● Material to process
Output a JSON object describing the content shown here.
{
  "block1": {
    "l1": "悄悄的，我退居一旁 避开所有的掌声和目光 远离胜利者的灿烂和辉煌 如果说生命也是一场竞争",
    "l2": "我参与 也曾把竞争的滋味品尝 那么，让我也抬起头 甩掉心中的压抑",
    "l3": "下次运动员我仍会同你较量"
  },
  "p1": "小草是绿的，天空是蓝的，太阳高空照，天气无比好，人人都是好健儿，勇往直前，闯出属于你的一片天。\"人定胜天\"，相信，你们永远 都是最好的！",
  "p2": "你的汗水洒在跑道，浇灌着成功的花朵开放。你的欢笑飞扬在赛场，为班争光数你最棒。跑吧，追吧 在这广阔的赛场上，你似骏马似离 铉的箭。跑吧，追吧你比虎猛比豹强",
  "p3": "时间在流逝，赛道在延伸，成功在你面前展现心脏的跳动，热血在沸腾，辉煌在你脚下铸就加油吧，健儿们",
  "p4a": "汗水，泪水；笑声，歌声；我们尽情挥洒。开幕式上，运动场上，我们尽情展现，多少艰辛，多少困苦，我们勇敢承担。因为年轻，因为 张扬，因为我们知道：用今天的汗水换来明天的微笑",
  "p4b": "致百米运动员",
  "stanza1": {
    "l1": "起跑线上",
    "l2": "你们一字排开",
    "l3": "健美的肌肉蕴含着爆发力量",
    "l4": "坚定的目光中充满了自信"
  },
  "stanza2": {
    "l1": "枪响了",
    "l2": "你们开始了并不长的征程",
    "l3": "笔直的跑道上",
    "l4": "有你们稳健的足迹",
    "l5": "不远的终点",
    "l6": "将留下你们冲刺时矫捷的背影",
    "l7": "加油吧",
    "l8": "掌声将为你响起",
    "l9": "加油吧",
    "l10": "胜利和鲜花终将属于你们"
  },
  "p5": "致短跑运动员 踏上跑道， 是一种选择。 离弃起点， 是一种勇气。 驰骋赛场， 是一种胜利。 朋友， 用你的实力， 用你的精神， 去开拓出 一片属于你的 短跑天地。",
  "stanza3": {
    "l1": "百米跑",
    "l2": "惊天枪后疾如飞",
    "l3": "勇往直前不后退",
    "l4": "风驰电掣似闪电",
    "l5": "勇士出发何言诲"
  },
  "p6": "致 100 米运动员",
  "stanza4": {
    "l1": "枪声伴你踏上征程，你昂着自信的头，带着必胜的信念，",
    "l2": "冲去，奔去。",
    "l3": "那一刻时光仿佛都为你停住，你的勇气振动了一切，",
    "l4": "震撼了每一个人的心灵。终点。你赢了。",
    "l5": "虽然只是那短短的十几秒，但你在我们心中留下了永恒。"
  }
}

* * *

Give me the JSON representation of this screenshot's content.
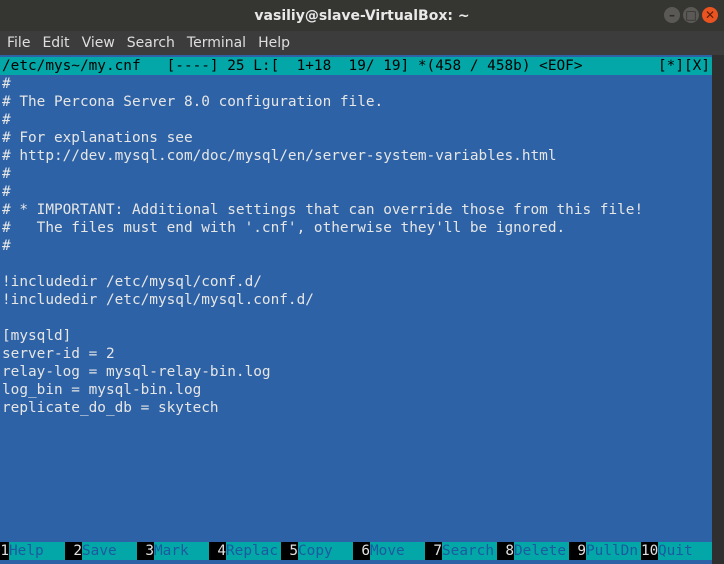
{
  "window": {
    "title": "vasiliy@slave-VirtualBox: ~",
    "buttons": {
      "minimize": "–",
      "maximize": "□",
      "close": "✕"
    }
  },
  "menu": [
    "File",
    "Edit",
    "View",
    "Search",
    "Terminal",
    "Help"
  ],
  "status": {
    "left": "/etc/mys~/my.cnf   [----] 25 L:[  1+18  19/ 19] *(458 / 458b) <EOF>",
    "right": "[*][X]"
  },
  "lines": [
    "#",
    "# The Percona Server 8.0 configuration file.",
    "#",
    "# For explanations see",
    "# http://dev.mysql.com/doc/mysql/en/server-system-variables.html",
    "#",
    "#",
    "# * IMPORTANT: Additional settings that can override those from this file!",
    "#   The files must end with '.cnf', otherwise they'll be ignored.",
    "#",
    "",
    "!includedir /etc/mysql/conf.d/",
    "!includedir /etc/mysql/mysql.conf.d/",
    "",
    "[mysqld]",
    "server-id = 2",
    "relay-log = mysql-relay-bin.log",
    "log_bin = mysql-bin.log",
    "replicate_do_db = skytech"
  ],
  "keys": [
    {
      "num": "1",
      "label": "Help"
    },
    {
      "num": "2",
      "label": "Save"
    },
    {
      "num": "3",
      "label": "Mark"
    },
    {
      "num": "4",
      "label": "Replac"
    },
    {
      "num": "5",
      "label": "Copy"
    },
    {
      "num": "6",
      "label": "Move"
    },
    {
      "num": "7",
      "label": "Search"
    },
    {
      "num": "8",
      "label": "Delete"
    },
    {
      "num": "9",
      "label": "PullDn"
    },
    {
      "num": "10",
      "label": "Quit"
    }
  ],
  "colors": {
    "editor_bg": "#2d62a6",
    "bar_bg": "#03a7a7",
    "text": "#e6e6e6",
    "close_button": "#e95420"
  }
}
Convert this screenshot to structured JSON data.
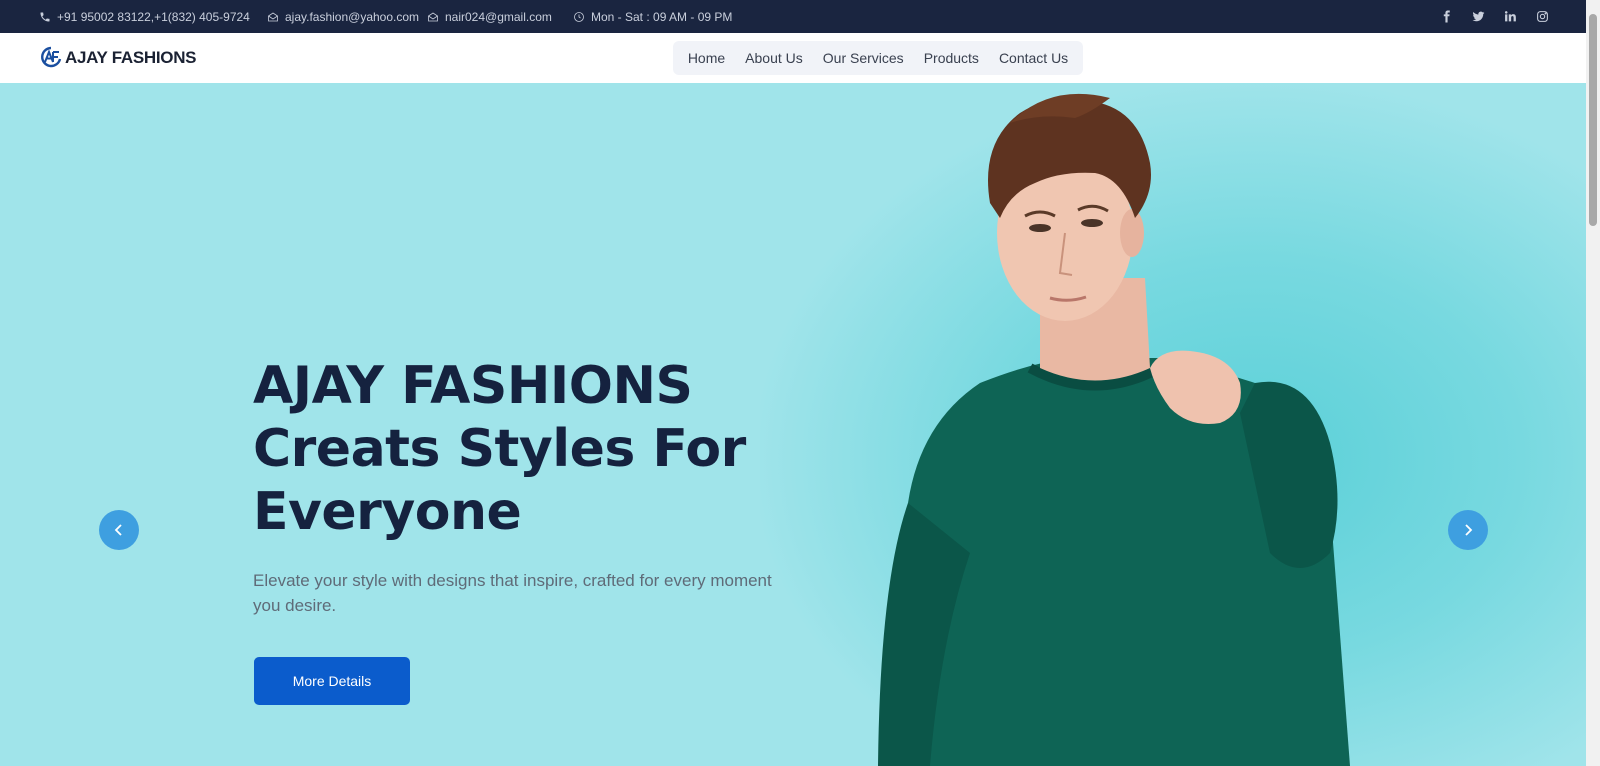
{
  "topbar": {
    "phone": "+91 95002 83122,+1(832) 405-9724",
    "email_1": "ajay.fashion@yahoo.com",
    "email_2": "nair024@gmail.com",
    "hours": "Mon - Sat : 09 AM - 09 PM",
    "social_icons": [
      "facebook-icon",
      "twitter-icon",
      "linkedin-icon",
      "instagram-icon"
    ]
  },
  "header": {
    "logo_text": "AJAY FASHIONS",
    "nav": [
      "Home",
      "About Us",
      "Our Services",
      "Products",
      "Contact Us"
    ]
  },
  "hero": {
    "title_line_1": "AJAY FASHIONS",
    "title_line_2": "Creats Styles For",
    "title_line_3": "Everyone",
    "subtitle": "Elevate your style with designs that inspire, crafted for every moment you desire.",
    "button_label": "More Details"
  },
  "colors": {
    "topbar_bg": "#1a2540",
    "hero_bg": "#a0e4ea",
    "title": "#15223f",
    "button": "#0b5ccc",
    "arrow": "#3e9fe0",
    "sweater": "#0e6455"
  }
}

...

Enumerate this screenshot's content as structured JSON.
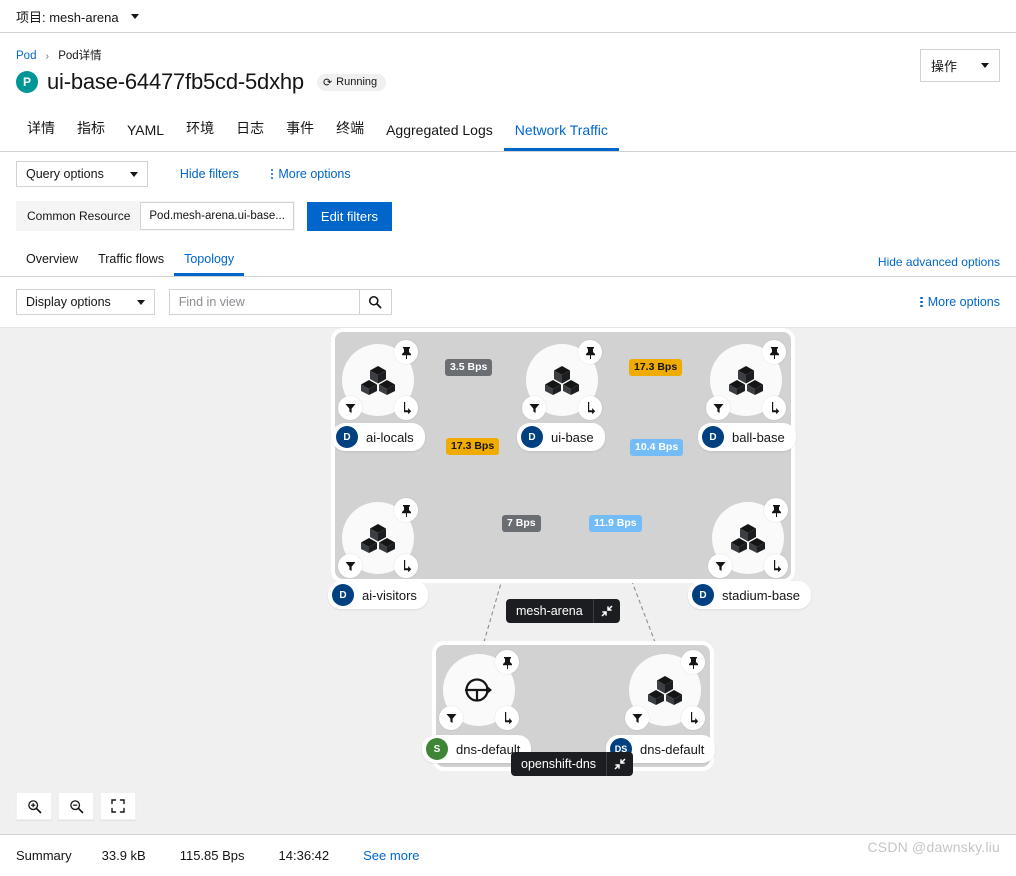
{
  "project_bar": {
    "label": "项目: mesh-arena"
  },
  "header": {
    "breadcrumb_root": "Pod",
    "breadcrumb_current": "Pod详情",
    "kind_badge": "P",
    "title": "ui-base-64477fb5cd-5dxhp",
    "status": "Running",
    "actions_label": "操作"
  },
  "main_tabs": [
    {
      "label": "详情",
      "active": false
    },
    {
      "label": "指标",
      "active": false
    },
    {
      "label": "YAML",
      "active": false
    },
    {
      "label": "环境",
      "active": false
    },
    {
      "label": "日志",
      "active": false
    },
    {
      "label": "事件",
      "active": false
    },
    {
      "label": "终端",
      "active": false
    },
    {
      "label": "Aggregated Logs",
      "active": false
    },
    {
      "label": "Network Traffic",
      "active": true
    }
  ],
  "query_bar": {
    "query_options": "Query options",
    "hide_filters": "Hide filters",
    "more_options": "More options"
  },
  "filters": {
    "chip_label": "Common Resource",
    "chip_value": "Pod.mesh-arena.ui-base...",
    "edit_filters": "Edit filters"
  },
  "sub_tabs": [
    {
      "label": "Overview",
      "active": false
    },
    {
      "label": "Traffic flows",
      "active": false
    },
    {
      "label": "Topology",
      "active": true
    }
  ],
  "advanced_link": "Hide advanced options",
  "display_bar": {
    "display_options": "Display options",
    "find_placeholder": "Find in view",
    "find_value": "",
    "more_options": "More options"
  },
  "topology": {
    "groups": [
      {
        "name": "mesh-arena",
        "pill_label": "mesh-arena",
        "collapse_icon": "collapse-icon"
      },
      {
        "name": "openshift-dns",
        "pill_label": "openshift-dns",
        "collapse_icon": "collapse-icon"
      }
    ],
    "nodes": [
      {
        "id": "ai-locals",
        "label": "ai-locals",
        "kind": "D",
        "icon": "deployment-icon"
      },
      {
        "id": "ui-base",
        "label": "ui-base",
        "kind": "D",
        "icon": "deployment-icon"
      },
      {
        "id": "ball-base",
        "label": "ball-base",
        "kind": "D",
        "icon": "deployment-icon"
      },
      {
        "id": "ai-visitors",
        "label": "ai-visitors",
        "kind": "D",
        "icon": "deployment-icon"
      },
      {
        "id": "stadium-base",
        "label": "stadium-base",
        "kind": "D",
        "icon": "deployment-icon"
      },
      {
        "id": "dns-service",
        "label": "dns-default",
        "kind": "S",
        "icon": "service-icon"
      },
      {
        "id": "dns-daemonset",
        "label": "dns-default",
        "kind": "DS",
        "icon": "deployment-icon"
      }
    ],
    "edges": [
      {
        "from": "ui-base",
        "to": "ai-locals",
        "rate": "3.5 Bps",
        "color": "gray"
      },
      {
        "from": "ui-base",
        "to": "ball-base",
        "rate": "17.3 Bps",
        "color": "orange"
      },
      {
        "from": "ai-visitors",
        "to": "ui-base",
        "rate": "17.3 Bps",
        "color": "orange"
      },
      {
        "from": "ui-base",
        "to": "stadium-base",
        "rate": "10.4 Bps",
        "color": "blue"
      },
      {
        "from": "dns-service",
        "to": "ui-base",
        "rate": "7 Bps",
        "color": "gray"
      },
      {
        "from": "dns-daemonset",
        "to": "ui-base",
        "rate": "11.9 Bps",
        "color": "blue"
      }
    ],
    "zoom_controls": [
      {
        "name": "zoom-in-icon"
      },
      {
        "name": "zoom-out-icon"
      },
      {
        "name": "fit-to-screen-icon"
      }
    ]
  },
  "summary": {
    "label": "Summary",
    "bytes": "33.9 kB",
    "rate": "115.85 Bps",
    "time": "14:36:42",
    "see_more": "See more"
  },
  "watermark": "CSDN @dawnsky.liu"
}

● Exercise aim
From the listing above, copy every line that includes the word "this".

● Solved problem
Give me the JSON representation of this screenshot's content.
    "# * IMPORTANT: Additional settings that can override those from this file!",
Convert this screenshot to structured JSON data.
Enumerate this screenshot's content as structured JSON.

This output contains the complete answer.